— begin Records to use —
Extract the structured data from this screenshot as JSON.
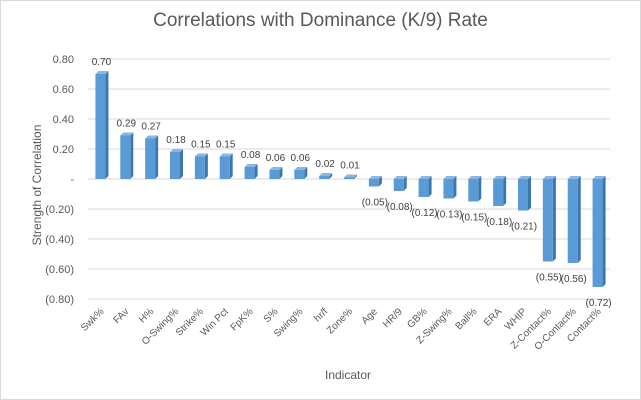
{
  "chart_data": {
    "type": "bar",
    "title": "Correlations with Dominance (K/9) Rate",
    "xlabel": "Indicator",
    "ylabel": "Strength of Correlation",
    "ylim": [
      -0.8,
      0.8
    ],
    "yticks": [
      0.8,
      0.6,
      0.4,
      0.2,
      0,
      -0.2,
      -0.4,
      -0.6,
      -0.8
    ],
    "ytick_labels": [
      "0.80",
      "0.60",
      "0.40",
      "0.20",
      "-",
      "(0.20)",
      "(0.40)",
      "(0.60)",
      "(0.80)"
    ],
    "categories": [
      "Swk%",
      "FAv",
      "H%",
      "O-Swing%",
      "Strike%",
      "Win Pct",
      "FpK%",
      "S%",
      "Swing%",
      "hr/f",
      "Zone%",
      "Age",
      "HR/9",
      "GB%",
      "Z-Swing%",
      "Ball%",
      "ERA",
      "WHIP",
      "Z-Contact%",
      "O-Contact%",
      "Contact%"
    ],
    "values": [
      0.7,
      0.29,
      0.27,
      0.18,
      0.15,
      0.15,
      0.08,
      0.06,
      0.06,
      0.02,
      0.01,
      -0.05,
      -0.08,
      -0.12,
      -0.13,
      -0.15,
      -0.18,
      -0.21,
      -0.55,
      -0.56,
      -0.72
    ],
    "data_labels": [
      "0.70",
      "0.29",
      "0.27",
      "0.18",
      "0.15",
      "0.15",
      "0.08",
      "0.06",
      "0.06",
      "0.02",
      "0.01",
      "(0.05)",
      "(0.08)",
      "(0.12)",
      "(0.13)",
      "(0.15)",
      "(0.18)",
      "(0.21)",
      "(0.55)",
      "(0.56)",
      "(0.72)"
    ],
    "grid": true,
    "legend": false,
    "bar_color": "#5b9bd5",
    "bar_side_color": "#3a76b0",
    "bar_top_color": "#8ab6e3"
  }
}
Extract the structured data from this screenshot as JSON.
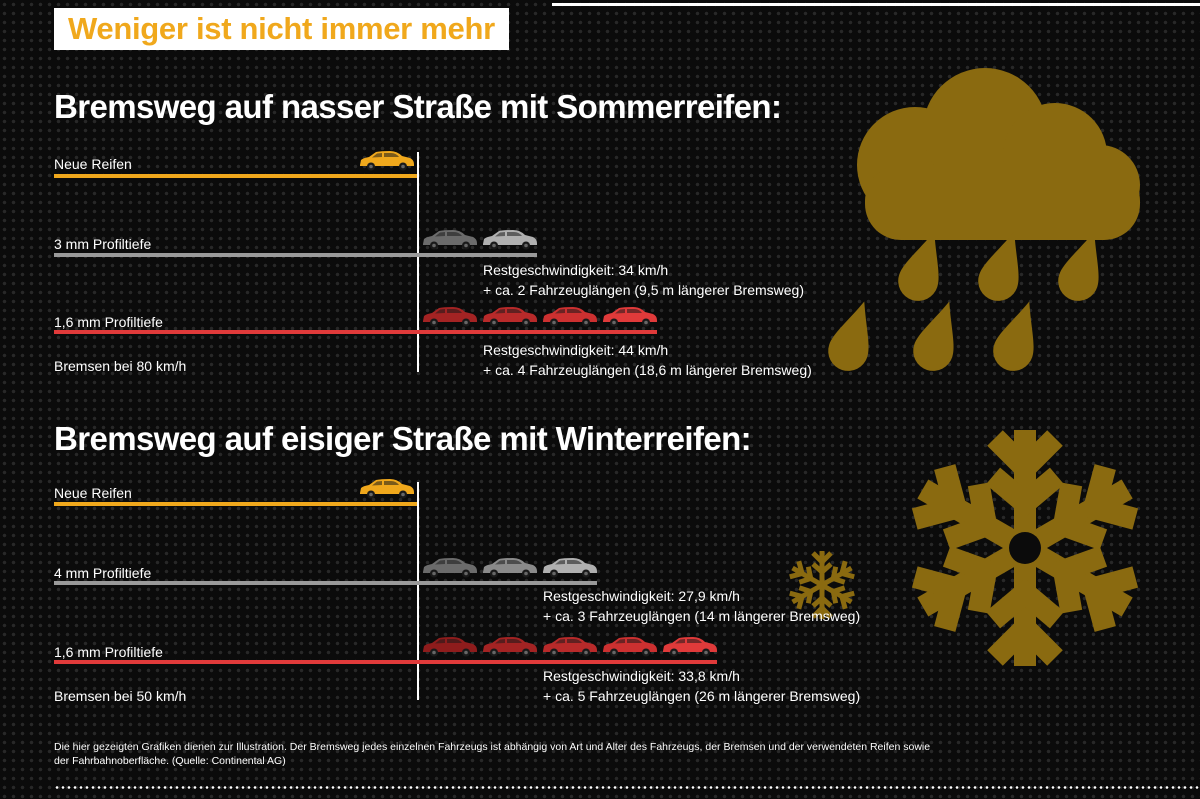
{
  "title": "Weniger ist nicht immer mehr",
  "colors": {
    "yellow": "#f0a81c",
    "gray": "#9a9a9a",
    "red": "#e03a3a",
    "icon_gold": "#8a6a10",
    "background": "#0b0b0b"
  },
  "icons": [
    "rain-cloud-icon",
    "large-snowflake-icon",
    "small-snowflake-icon",
    "car-icon"
  ],
  "chart_data": [
    {
      "type": "bar",
      "title": "Bremsweg auf nasser Straße mit Sommerreifen:",
      "speed_label": "Bremsen bei 80 km/h",
      "unit": "Fahrzeuglängen",
      "series": [
        {
          "name": "Neue Reifen",
          "extra_car_lengths": 0,
          "color": "yellow"
        },
        {
          "name": "3 mm Profiltiefe",
          "extra_car_lengths": 2,
          "color": "gray",
          "annotation": [
            "Restgeschwindigkeit: 34 km/h",
            "+ ca. 2 Fahrzeuglängen (9,5 m längerer Bremsweg)"
          ]
        },
        {
          "name": "1,6 mm Profiltiefe",
          "extra_car_lengths": 4,
          "color": "red",
          "annotation": [
            "Restgeschwindigkeit: 44 km/h",
            "+ ca. 4 Fahrzeuglängen (18,6 m längerer Bremsweg)"
          ]
        }
      ]
    },
    {
      "type": "bar",
      "title": "Bremsweg auf eisiger Straße mit Winterreifen:",
      "speed_label": "Bremsen bei 50 km/h",
      "unit": "Fahrzeuglängen",
      "series": [
        {
          "name": "Neue Reifen",
          "extra_car_lengths": 0,
          "color": "yellow"
        },
        {
          "name": "4 mm Profiltiefe",
          "extra_car_lengths": 3,
          "color": "gray",
          "annotation": [
            "Restgeschwindigkeit: 27,9 km/h",
            "+ ca. 3 Fahrzeuglängen (14 m längerer Bremsweg)"
          ]
        },
        {
          "name": "1,6 mm Profiltiefe",
          "extra_car_lengths": 5,
          "color": "red",
          "annotation": [
            "Restgeschwindigkeit: 33,8 km/h",
            "+ ca. 5 Fahrzeuglängen (26 m längerer Bremsweg)"
          ]
        }
      ]
    }
  ],
  "footnote": "Die hier gezeigten Grafiken dienen zur Illustration. Der Bremsweg jedes einzelnen Fahrzeugs ist abhängig von Art und Alter des Fahrzeugs, der Bremsen und der verwendeten Reifen sowie der Fahrbahnoberfläche. (Quelle: Continental AG)"
}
— end Records to use —
Work to complete:
Return every line of the preceding records in which the word "title" appears.

Answer for the task:
    "title": "Correlations with Dominance (K/9) Rate",
  "title": "Weniger ist nicht immer mehr",
      "title": "Bremsweg auf nasser Straße mit Sommerreifen:",
      "title": "Bremsweg auf eisiger Straße mit Winterreifen:",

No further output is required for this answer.